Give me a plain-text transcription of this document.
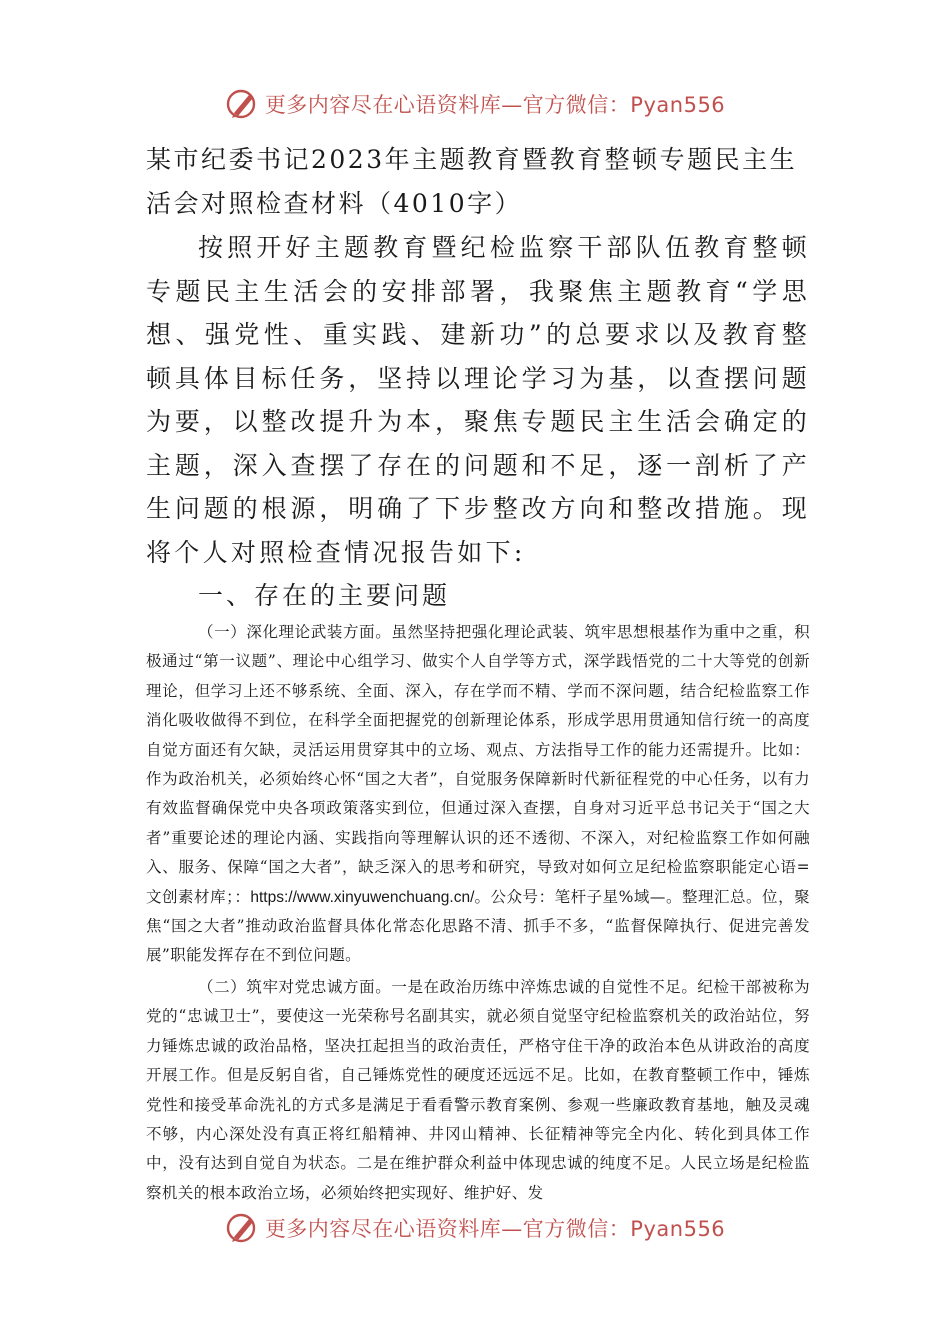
更多内容尽在心语资料库—官方微信：Pyan556
某市纪委书记2023年主题教育暨教育整顿专题民主生活会对照检查材料（4010字）

按照开好主题教育暨纪检监察干部队伍教育整顿专题民主生活会的安排部署，我聚焦主题教育“学思想、强党性、重实践、建新功”的总要求以及教育整顿具体目标任务，坚持以理论学习为基，以查摆问题为要，以整改提升为本，聚焦专题民主生活会确定的主题，深入查摆了存在的问题和不足，逐一剖析了产生问题的根源，明确了下步整改方向和整改措施。现将个人对照检查情况报告如下:

一、存在的主要问题

（一）深化理论武装方面。虽然坚持把强化理论武装、筑牢思想根基作为重中之重，积极通过“第一议题”、理论中心组学习、做实个人自学等方式，深学践悟党的二十大等党的创新理论，但学习上还不够系统、全面、深入，存在学而不精、学而不深问题，结合纪检监察工作消化吸收做得不到位，在科学全面把握党的创新理论体系，形成学思用贯通知信行统一的高度自觉方面还有欠缺，灵活运用贯穿其中的立场、观点、方法指导工作的能力还需提升。比如：作为政治机关，必须始终心怀“国之大者”，自觉服务保障新时代新征程党的中心任务，以有力有效监督确保党中央各项政策落实到位，但通过深入查摆，自身对习近平总书记关于“国之大者”重要论述的理论内涵、实践指向等理解认识的还不透彻、不深入，对纪检监察工作如何融入、服务、保障“国之大者”，缺乏深入的思考和研究，导致对如何立足纪检监察职能定心语=文创素材库；：https://www.xinyuwenchuang.cn/。公众号：笔杆子星%域—。整理汇总。位，聚焦“国之大者”推动政治监督具体化常态化思路不清、抓手不多，“监督保障执行、促进完善发展”职能发挥存在不到位问题。

（二）筑牢对党忠诚方面。一是在政治历练中淬炼忠诚的自觉性不足。纪检干部被称为党的“忠诚卫士”，要使这一光荣称号名副其实，就必须自觉坚守纪检监察机关的政治站位，努力锤炼忠诚的政治品格，坚决扛起担当的政治责任，严格守住干净的政治本色从讲政治的高度开展工作。但是反躬自省，自己锤炼党性的硬度还远远不足。比如，在教育整顿工作中，锤炼党性和接受革命洗礼的方式多是满足于看看警示教育案例、参观一些廉政教育基地，触及灵魂不够，内心深处没有真正将红船精神、井冈山精神、长征精神等完全内化、转化到具体工作中，没有达到自觉自为状态。二是在维护群众利益中体现忠诚的纯度不足。人民立场是纪检监察机关的根本政治立场，必须始终把实现好、维护好、发

更多内容尽在心语资料库—官方微信：Pyan556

> The task
Transcribe all entries above exactly. Drop the pictures.

> Task result
Give me a plain-text transcription of this document.
更多内容尽在心语资料库—官方微信：Pyan556
某市纪委书记2023年主题教育暨教育整顿专题民主生活会对照检查材料（4010字）

按照开好主题教育暨纪检监察干部队伍教育整顿专题民主生活会的安排部署，我聚焦主题教育“学思想、强党性、重实践、建新功”的总要求以及教育整顿具体目标任务，坚持以理论学习为基，以查摆问题为要，以整改提升为本，聚焦专题民主生活会确定的主题，深入查摆了存在的问题和不足，逐一剖析了产生问题的根源，明确了下步整改方向和整改措施。现将个人对照检查情况报告如下:

一、存在的主要问题

（一）深化理论武装方面。虽然坚持把强化理论武装、筑牢思想根基作为重中之重，积极通过“第一议题”、理论中心组学习、做实个人自学等方式，深学践悟党的二十大等党的创新理论，但学习上还不够系统、全面、深入，存在学而不精、学而不深问题，结合纪检监察工作消化吸收做得不到位，在科学全面把握党的创新理论体系，形成学思用贯通知信行统一的高度自觉方面还有欠缺，灵活运用贯穿其中的立场、观点、方法指导工作的能力还需提升。比如：作为政治机关，必须始终心怀“国之大者”，自觉服务保障新时代新征程党的中心任务，以有力有效监督确保党中央各项政策落实到位，但通过深入查摆，自身对习近平总书记关于“国之大者”重要论述的理论内涵、实践指向等理解认识的还不透彻、不深入，对纪检监察工作如何融入、服务、保障“国之大者”，缺乏深入的思考和研究，导致对如何立足纪检监察职能定心语=文创素材库；：https://www.xinyuwenchuang.cn/。公众号：笔杆子星%域—。整理汇总。位，聚焦“国之大者”推动政治监督具体化常态化思路不清、抓手不多，“监督保障执行、促进完善发展”职能发挥存在不到位问题。

（二）筑牢对党忠诚方面。一是在政治历练中淬炼忠诚的自觉性不足。纪检干部被称为党的“忠诚卫士”，要使这一光荣称号名副其实，就必须自觉坚守纪检监察机关的政治站位，努力锤炼忠诚的政治品格，坚决扛起担当的政治责任，严格守住干净的政治本色从讲政治的高度开展工作。但是反躬自省，自己锤炼党性的硬度还远远不足。比如，在教育整顿工作中，锤炼党性和接受革命洗礼的方式多是满足于看看警示教育案例、参观一些廉政教育基地，触及灵魂不够，内心深处没有真正将红船精神、井冈山精神、长征精神等完全内化、转化到具体工作中，没有达到自觉自为状态。二是在维护群众利益中体现忠诚的纯度不足。人民立场是纪检监察机关的根本政治立场，必须始终把实现好、维护好、发

更多内容尽在心语资料库—官方微信：Pyan556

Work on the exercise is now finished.